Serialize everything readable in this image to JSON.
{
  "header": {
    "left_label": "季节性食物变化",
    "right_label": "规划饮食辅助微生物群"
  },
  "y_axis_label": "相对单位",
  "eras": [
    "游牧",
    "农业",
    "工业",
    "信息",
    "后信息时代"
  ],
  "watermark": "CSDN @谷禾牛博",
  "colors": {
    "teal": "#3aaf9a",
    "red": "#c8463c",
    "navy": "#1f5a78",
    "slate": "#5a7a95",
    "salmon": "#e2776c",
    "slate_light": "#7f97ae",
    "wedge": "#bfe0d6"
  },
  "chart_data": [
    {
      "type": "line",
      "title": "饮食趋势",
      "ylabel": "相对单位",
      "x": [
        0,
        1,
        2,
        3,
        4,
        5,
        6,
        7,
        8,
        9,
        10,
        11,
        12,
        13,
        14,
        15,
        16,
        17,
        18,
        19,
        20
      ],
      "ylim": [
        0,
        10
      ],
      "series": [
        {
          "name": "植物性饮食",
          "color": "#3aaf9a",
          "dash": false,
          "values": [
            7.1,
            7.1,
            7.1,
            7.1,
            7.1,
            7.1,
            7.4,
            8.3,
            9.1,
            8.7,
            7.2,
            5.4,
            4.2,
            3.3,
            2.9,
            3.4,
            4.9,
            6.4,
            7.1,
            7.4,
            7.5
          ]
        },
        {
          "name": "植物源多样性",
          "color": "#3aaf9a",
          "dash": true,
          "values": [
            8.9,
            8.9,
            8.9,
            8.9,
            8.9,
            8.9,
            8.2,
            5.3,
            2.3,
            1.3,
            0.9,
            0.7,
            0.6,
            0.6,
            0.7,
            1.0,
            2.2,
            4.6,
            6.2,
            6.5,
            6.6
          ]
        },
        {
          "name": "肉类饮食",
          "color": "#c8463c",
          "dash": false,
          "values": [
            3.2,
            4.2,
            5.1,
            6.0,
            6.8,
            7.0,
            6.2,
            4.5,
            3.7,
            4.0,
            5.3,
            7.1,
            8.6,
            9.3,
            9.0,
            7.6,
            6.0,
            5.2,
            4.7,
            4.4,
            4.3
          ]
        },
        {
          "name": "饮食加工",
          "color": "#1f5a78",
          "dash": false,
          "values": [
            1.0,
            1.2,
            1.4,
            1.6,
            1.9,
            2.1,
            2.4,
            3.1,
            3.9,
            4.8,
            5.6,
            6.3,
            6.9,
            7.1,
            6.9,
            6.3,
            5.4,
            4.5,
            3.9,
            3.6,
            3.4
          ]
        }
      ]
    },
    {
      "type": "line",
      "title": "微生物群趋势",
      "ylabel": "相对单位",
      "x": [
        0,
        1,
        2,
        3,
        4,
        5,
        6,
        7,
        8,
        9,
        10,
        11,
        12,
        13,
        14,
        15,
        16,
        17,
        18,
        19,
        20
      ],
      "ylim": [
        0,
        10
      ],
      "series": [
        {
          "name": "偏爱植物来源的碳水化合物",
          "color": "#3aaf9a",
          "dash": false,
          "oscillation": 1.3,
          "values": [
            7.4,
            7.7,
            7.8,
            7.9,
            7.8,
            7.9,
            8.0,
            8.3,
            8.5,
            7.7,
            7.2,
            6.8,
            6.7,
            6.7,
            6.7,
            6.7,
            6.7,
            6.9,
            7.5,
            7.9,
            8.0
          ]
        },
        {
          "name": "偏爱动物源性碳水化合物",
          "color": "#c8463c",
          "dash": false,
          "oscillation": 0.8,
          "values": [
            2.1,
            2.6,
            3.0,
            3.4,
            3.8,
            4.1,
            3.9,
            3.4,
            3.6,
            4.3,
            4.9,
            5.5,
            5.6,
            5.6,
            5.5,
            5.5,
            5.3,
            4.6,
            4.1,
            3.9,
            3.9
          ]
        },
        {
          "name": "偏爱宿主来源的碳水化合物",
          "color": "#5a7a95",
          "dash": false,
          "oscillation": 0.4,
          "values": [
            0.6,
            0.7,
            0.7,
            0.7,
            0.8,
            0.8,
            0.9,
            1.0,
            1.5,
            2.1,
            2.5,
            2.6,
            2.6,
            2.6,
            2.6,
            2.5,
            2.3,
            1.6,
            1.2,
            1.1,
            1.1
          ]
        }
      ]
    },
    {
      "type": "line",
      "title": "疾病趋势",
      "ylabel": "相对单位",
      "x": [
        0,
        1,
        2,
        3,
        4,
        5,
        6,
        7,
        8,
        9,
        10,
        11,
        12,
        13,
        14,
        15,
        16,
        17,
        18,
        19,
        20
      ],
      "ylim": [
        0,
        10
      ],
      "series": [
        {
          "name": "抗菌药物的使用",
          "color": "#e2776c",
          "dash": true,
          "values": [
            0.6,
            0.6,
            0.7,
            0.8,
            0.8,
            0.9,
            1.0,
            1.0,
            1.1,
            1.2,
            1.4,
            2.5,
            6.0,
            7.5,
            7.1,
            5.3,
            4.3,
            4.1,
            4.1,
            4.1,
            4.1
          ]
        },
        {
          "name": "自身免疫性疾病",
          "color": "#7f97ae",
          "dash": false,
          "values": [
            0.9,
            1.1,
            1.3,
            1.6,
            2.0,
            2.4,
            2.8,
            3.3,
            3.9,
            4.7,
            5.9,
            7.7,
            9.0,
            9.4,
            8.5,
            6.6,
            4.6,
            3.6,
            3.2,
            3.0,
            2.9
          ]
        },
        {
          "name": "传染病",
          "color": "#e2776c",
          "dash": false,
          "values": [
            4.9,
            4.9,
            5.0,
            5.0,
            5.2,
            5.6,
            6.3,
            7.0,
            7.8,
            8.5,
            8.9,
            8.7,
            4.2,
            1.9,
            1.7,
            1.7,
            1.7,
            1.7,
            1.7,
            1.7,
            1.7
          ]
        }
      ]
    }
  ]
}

════════

Prompt: Check each line above for the word "oscillation", and copy the lines where it appears.

Completed exercise:
          "oscillation": 1.3,
          "oscillation": 0.8,
          "oscillation": 0.4,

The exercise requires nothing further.